**Task details**
Copy out each line exactly as it appears.
================
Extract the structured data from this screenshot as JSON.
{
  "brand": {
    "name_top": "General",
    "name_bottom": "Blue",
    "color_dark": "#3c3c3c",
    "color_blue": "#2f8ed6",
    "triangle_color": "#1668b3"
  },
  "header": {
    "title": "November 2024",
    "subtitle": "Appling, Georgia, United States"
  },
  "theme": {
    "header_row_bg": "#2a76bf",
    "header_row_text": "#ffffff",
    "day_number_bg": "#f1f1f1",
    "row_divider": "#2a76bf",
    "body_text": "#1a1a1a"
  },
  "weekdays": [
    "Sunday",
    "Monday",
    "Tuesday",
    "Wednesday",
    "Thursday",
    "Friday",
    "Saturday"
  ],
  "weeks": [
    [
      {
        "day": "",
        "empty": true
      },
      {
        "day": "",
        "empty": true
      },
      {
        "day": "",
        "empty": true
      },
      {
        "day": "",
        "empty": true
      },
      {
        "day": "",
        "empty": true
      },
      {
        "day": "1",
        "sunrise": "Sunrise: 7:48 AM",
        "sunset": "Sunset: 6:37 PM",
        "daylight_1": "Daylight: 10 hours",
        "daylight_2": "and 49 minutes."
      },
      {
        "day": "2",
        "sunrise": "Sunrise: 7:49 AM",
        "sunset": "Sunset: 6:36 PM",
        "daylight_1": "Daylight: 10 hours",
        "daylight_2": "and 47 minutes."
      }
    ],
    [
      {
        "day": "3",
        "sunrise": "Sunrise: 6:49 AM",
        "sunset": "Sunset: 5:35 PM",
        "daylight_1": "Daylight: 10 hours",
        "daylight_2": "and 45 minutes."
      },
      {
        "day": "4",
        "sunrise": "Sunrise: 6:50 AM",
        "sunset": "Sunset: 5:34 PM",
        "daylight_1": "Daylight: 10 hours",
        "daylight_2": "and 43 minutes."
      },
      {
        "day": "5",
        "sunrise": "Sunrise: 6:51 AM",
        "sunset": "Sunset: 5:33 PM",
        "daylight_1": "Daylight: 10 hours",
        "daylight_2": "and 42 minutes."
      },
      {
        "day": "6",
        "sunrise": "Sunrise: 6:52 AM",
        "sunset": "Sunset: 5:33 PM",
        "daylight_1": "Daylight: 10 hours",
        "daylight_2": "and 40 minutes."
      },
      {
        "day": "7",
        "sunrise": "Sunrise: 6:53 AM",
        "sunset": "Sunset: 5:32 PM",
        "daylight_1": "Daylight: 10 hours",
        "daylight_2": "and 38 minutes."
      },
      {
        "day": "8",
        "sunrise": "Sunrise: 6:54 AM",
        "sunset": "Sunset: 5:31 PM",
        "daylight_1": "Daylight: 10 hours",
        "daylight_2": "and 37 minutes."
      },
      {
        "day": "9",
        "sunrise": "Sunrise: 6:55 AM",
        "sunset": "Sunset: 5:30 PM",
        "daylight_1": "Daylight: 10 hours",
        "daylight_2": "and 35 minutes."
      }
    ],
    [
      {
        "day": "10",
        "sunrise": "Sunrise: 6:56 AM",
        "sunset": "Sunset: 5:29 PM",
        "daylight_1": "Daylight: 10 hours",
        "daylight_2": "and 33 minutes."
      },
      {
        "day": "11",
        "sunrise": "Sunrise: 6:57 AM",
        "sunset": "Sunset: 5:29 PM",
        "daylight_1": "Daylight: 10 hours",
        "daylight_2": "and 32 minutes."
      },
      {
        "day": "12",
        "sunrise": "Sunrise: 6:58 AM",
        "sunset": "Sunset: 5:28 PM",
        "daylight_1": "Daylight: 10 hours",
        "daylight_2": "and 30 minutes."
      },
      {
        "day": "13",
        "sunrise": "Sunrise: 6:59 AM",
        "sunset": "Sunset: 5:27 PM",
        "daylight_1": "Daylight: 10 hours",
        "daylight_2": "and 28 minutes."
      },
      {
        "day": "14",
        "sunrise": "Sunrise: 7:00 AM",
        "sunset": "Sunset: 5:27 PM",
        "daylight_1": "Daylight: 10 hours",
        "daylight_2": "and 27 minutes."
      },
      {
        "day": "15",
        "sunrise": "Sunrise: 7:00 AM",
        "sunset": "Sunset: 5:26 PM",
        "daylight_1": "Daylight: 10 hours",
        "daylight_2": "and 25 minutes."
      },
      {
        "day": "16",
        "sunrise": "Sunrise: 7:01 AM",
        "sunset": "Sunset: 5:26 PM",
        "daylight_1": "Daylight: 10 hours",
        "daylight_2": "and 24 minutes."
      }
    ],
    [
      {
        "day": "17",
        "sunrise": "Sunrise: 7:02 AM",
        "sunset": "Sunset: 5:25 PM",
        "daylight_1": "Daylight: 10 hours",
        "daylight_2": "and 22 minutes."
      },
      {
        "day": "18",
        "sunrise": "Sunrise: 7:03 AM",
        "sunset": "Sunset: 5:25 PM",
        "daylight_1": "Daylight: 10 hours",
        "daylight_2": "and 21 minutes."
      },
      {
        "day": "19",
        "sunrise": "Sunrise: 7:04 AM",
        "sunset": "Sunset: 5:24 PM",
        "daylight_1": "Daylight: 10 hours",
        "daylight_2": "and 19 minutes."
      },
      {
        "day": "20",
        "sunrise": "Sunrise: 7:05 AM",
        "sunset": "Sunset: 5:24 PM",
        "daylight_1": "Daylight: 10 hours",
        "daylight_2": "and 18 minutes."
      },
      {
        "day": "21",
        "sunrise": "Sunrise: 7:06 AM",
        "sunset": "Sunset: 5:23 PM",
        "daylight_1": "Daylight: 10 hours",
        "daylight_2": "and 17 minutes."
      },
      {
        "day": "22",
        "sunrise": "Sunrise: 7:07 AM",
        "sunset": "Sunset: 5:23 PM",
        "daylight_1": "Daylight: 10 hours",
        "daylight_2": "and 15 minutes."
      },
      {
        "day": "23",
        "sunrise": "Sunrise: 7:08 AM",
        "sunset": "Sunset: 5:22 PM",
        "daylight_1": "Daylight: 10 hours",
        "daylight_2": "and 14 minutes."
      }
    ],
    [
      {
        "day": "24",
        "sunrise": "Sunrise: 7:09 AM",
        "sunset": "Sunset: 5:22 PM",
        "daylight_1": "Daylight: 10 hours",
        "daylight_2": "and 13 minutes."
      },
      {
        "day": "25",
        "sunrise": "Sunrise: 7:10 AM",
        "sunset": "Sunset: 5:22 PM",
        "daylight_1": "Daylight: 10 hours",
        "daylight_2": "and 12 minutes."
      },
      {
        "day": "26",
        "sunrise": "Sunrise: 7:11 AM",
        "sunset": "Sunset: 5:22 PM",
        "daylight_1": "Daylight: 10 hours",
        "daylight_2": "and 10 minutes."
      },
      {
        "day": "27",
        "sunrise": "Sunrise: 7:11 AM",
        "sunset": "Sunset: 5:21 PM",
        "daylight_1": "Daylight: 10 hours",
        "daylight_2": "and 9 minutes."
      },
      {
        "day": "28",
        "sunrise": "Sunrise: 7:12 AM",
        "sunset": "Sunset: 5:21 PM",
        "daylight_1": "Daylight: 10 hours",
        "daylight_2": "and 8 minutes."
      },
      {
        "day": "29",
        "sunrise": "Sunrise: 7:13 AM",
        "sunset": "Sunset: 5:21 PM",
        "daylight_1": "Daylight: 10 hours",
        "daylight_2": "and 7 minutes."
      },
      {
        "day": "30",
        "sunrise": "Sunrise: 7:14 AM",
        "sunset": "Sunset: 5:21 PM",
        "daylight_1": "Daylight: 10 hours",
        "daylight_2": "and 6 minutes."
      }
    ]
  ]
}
================
**Exercise result**
Extract the structured data from this screenshot as JSON.
{
  "brand": {
    "name_top": "General",
    "name_bottom": "Blue",
    "color_dark": "#3c3c3c",
    "color_blue": "#2f8ed6",
    "triangle_color": "#1668b3"
  },
  "header": {
    "title": "November 2024",
    "subtitle": "Appling, Georgia, United States"
  },
  "theme": {
    "header_row_bg": "#2a76bf",
    "header_row_text": "#ffffff",
    "day_number_bg": "#f1f1f1",
    "row_divider": "#2a76bf",
    "body_text": "#1a1a1a"
  },
  "weekdays": [
    "Sunday",
    "Monday",
    "Tuesday",
    "Wednesday",
    "Thursday",
    "Friday",
    "Saturday"
  ],
  "weeks": [
    [
      {
        "day": "",
        "empty": true
      },
      {
        "day": "",
        "empty": true
      },
      {
        "day": "",
        "empty": true
      },
      {
        "day": "",
        "empty": true
      },
      {
        "day": "",
        "empty": true
      },
      {
        "day": "1",
        "sunrise": "Sunrise: 7:48 AM",
        "sunset": "Sunset: 6:37 PM",
        "daylight_1": "Daylight: 10 hours",
        "daylight_2": "and 49 minutes."
      },
      {
        "day": "2",
        "sunrise": "Sunrise: 7:49 AM",
        "sunset": "Sunset: 6:36 PM",
        "daylight_1": "Daylight: 10 hours",
        "daylight_2": "and 47 minutes."
      }
    ],
    [
      {
        "day": "3",
        "sunrise": "Sunrise: 6:49 AM",
        "sunset": "Sunset: 5:35 PM",
        "daylight_1": "Daylight: 10 hours",
        "daylight_2": "and 45 minutes."
      },
      {
        "day": "4",
        "sunrise": "Sunrise: 6:50 AM",
        "sunset": "Sunset: 5:34 PM",
        "daylight_1": "Daylight: 10 hours",
        "daylight_2": "and 43 minutes."
      },
      {
        "day": "5",
        "sunrise": "Sunrise: 6:51 AM",
        "sunset": "Sunset: 5:33 PM",
        "daylight_1": "Daylight: 10 hours",
        "daylight_2": "and 42 minutes."
      },
      {
        "day": "6",
        "sunrise": "Sunrise: 6:52 AM",
        "sunset": "Sunset: 5:33 PM",
        "daylight_1": "Daylight: 10 hours",
        "daylight_2": "and 40 minutes."
      },
      {
        "day": "7",
        "sunrise": "Sunrise: 6:53 AM",
        "sunset": "Sunset: 5:32 PM",
        "daylight_1": "Daylight: 10 hours",
        "daylight_2": "and 38 minutes."
      },
      {
        "day": "8",
        "sunrise": "Sunrise: 6:54 AM",
        "sunset": "Sunset: 5:31 PM",
        "daylight_1": "Daylight: 10 hours",
        "daylight_2": "and 37 minutes."
      },
      {
        "day": "9",
        "sunrise": "Sunrise: 6:55 AM",
        "sunset": "Sunset: 5:30 PM",
        "daylight_1": "Daylight: 10 hours",
        "daylight_2": "and 35 minutes."
      }
    ],
    [
      {
        "day": "10",
        "sunrise": "Sunrise: 6:56 AM",
        "sunset": "Sunset: 5:29 PM",
        "daylight_1": "Daylight: 10 hours",
        "daylight_2": "and 33 minutes."
      },
      {
        "day": "11",
        "sunrise": "Sunrise: 6:57 AM",
        "sunset": "Sunset: 5:29 PM",
        "daylight_1": "Daylight: 10 hours",
        "daylight_2": "and 32 minutes."
      },
      {
        "day": "12",
        "sunrise": "Sunrise: 6:58 AM",
        "sunset": "Sunset: 5:28 PM",
        "daylight_1": "Daylight: 10 hours",
        "daylight_2": "and 30 minutes."
      },
      {
        "day": "13",
        "sunrise": "Sunrise: 6:59 AM",
        "sunset": "Sunset: 5:27 PM",
        "daylight_1": "Daylight: 10 hours",
        "daylight_2": "and 28 minutes."
      },
      {
        "day": "14",
        "sunrise": "Sunrise: 7:00 AM",
        "sunset": "Sunset: 5:27 PM",
        "daylight_1": "Daylight: 10 hours",
        "daylight_2": "and 27 minutes."
      },
      {
        "day": "15",
        "sunrise": "Sunrise: 7:00 AM",
        "sunset": "Sunset: 5:26 PM",
        "daylight_1": "Daylight: 10 hours",
        "daylight_2": "and 25 minutes."
      },
      {
        "day": "16",
        "sunrise": "Sunrise: 7:01 AM",
        "sunset": "Sunset: 5:26 PM",
        "daylight_1": "Daylight: 10 hours",
        "daylight_2": "and 24 minutes."
      }
    ],
    [
      {
        "day": "17",
        "sunrise": "Sunrise: 7:02 AM",
        "sunset": "Sunset: 5:25 PM",
        "daylight_1": "Daylight: 10 hours",
        "daylight_2": "and 22 minutes."
      },
      {
        "day": "18",
        "sunrise": "Sunrise: 7:03 AM",
        "sunset": "Sunset: 5:25 PM",
        "daylight_1": "Daylight: 10 hours",
        "daylight_2": "and 21 minutes."
      },
      {
        "day": "19",
        "sunrise": "Sunrise: 7:04 AM",
        "sunset": "Sunset: 5:24 PM",
        "daylight_1": "Daylight: 10 hours",
        "daylight_2": "and 19 minutes."
      },
      {
        "day": "20",
        "sunrise": "Sunrise: 7:05 AM",
        "sunset": "Sunset: 5:24 PM",
        "daylight_1": "Daylight: 10 hours",
        "daylight_2": "and 18 minutes."
      },
      {
        "day": "21",
        "sunrise": "Sunrise: 7:06 AM",
        "sunset": "Sunset: 5:23 PM",
        "daylight_1": "Daylight: 10 hours",
        "daylight_2": "and 17 minutes."
      },
      {
        "day": "22",
        "sunrise": "Sunrise: 7:07 AM",
        "sunset": "Sunset: 5:23 PM",
        "daylight_1": "Daylight: 10 hours",
        "daylight_2": "and 15 minutes."
      },
      {
        "day": "23",
        "sunrise": "Sunrise: 7:08 AM",
        "sunset": "Sunset: 5:22 PM",
        "daylight_1": "Daylight: 10 hours",
        "daylight_2": "and 14 minutes."
      }
    ],
    [
      {
        "day": "24",
        "sunrise": "Sunrise: 7:09 AM",
        "sunset": "Sunset: 5:22 PM",
        "daylight_1": "Daylight: 10 hours",
        "daylight_2": "and 13 minutes."
      },
      {
        "day": "25",
        "sunrise": "Sunrise: 7:10 AM",
        "sunset": "Sunset: 5:22 PM",
        "daylight_1": "Daylight: 10 hours",
        "daylight_2": "and 12 minutes."
      },
      {
        "day": "26",
        "sunrise": "Sunrise: 7:11 AM",
        "sunset": "Sunset: 5:22 PM",
        "daylight_1": "Daylight: 10 hours",
        "daylight_2": "and 10 minutes."
      },
      {
        "day": "27",
        "sunrise": "Sunrise: 7:11 AM",
        "sunset": "Sunset: 5:21 PM",
        "daylight_1": "Daylight: 10 hours",
        "daylight_2": "and 9 minutes."
      },
      {
        "day": "28",
        "sunrise": "Sunrise: 7:12 AM",
        "sunset": "Sunset: 5:21 PM",
        "daylight_1": "Daylight: 10 hours",
        "daylight_2": "and 8 minutes."
      },
      {
        "day": "29",
        "sunrise": "Sunrise: 7:13 AM",
        "sunset": "Sunset: 5:21 PM",
        "daylight_1": "Daylight: 10 hours",
        "daylight_2": "and 7 minutes."
      },
      {
        "day": "30",
        "sunrise": "Sunrise: 7:14 AM",
        "sunset": "Sunset: 5:21 PM",
        "daylight_1": "Daylight: 10 hours",
        "daylight_2": "and 6 minutes."
      }
    ]
  ]
}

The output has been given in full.